The task
Copy all lines holding the word "TENDER" from the entries.

Records supplied
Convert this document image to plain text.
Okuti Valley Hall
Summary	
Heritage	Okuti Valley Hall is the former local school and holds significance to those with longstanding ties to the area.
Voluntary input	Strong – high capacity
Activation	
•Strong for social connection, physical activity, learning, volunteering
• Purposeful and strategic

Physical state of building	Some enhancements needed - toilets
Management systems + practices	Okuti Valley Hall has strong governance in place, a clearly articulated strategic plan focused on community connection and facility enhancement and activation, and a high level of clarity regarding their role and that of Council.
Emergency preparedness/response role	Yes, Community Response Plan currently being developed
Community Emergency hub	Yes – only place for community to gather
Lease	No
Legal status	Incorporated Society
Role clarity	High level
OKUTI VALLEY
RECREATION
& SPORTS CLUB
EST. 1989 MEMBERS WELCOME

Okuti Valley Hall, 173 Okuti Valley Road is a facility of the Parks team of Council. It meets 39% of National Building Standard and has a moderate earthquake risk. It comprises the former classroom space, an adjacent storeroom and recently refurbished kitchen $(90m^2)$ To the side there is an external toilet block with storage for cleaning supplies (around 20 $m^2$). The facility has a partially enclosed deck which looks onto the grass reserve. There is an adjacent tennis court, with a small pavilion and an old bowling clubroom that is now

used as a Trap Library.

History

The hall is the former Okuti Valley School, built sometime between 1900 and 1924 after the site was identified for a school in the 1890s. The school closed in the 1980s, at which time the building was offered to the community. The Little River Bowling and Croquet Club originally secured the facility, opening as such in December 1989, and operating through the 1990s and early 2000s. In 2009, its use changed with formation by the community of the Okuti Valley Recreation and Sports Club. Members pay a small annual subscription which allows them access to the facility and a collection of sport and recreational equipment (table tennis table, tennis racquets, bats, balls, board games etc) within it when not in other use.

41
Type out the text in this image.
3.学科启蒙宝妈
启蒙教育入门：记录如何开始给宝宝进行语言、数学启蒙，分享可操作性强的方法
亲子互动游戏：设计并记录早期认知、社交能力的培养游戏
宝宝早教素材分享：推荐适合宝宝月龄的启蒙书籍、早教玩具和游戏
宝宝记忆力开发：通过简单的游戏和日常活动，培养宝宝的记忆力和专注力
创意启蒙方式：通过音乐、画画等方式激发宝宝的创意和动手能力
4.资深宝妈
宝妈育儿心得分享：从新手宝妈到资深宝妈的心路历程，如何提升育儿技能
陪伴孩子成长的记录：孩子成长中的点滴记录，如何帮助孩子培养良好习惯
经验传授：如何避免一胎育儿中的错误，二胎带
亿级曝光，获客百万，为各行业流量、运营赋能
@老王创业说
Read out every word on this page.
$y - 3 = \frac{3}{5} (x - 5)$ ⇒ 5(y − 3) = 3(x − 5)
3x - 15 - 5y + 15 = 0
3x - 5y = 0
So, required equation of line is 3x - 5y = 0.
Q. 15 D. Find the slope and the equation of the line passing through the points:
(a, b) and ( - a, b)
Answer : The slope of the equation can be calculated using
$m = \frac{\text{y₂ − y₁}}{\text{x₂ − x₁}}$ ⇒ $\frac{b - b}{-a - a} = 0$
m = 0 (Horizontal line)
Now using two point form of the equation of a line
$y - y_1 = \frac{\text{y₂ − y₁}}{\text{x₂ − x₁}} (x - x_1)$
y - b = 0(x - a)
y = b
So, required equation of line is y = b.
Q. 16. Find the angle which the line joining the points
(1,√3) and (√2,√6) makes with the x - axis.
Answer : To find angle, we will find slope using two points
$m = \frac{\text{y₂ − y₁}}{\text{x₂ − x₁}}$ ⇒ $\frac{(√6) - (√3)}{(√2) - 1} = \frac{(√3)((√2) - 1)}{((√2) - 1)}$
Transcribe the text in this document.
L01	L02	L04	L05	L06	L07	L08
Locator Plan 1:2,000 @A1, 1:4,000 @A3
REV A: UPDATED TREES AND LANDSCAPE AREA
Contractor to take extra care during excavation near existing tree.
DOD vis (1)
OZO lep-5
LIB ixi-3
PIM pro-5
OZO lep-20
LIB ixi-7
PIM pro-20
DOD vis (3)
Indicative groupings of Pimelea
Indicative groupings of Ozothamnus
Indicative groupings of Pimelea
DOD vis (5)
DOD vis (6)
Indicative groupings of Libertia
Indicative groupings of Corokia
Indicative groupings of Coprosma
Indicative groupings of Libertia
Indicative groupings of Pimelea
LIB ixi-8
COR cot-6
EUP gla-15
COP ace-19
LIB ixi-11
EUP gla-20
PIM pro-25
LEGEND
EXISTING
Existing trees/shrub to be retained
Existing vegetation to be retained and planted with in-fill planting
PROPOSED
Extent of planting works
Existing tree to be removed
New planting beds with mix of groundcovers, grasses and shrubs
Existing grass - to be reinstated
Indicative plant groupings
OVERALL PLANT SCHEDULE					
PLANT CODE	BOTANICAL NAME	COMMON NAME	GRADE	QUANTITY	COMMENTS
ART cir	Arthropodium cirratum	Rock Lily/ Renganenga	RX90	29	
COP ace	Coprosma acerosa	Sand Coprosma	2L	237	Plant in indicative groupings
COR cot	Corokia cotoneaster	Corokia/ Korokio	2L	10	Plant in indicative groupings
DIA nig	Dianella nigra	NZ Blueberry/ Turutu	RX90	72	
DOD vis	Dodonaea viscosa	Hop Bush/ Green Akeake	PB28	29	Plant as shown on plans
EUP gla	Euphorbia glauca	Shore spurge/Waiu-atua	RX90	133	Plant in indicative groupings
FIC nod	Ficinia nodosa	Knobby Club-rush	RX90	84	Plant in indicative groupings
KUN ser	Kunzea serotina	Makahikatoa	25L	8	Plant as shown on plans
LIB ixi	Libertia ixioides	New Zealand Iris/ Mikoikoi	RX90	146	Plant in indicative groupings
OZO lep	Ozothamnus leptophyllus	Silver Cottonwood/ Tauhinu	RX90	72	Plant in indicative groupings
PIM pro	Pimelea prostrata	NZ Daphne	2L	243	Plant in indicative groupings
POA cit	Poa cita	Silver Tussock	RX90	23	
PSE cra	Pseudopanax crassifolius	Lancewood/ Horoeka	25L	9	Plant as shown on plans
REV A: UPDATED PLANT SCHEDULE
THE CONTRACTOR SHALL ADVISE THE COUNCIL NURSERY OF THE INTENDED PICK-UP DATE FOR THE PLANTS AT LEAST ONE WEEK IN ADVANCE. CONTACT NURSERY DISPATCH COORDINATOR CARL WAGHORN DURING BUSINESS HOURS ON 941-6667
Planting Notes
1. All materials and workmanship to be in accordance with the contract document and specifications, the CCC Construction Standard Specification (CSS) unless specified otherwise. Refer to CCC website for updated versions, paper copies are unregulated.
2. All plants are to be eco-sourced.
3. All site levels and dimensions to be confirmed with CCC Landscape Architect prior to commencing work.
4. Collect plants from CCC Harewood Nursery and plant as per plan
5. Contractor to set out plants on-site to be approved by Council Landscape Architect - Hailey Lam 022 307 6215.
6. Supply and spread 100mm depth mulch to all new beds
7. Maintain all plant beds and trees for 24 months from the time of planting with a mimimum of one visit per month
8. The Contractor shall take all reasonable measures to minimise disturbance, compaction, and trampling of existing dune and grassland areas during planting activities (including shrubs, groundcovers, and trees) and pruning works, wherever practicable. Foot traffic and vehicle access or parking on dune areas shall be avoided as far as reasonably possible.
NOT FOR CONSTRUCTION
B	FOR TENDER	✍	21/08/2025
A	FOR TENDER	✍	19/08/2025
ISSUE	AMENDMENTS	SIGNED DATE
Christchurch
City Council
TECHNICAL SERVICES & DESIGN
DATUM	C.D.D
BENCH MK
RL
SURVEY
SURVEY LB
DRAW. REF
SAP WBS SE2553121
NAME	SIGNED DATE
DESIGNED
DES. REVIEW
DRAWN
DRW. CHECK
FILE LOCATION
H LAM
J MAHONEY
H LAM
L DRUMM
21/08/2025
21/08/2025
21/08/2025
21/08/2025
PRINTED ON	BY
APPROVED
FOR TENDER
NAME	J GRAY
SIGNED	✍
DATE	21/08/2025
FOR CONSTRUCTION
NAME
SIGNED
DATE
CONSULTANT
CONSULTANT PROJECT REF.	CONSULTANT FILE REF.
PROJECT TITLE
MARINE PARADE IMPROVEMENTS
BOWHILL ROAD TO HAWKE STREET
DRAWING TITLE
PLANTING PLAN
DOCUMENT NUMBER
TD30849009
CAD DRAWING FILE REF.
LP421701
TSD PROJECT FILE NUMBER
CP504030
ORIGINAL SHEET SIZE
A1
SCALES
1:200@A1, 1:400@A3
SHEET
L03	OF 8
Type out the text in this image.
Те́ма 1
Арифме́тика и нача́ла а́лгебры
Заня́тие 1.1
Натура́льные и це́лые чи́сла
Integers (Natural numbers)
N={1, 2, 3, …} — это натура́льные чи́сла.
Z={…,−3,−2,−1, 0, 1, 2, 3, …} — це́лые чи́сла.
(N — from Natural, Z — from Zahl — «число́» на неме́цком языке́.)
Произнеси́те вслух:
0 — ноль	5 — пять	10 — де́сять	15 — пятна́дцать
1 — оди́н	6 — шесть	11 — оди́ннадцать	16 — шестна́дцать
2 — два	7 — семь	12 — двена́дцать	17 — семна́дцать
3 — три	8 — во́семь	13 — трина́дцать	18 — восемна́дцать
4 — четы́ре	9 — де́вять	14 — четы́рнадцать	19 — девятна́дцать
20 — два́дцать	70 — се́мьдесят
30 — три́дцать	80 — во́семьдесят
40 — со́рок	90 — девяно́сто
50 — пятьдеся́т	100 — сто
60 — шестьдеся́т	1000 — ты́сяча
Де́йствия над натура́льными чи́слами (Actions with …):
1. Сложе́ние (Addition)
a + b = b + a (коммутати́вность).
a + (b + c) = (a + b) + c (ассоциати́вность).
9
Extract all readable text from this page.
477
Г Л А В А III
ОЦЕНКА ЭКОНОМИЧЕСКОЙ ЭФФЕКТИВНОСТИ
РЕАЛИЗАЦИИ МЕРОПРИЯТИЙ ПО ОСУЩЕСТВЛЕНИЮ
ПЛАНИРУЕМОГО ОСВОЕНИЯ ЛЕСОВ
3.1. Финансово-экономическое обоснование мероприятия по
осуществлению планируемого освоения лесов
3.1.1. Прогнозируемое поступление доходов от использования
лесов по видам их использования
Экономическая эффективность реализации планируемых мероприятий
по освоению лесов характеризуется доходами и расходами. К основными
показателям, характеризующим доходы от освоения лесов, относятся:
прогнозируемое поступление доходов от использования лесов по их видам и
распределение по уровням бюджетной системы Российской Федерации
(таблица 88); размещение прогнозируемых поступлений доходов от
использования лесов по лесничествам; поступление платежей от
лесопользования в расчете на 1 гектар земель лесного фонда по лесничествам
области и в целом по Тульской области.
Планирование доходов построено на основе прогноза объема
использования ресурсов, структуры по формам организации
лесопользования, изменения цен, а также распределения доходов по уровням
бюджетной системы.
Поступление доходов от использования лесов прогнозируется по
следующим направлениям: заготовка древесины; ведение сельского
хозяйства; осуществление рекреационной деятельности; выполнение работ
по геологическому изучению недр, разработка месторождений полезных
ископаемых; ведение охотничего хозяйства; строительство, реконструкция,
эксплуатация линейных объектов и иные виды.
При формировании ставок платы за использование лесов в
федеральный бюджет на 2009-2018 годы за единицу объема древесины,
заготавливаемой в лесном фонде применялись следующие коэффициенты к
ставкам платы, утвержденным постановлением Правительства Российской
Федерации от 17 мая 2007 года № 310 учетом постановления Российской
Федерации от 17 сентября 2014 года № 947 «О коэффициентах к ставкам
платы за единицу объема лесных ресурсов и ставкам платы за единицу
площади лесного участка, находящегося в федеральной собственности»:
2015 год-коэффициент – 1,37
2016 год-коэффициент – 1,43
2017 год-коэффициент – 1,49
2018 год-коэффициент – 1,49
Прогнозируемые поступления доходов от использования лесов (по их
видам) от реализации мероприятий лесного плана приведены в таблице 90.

Final result
B	FOR TENDER	✍	21/08/2025
A	FOR TENDER	✍	19/08/2025
FOR TENDER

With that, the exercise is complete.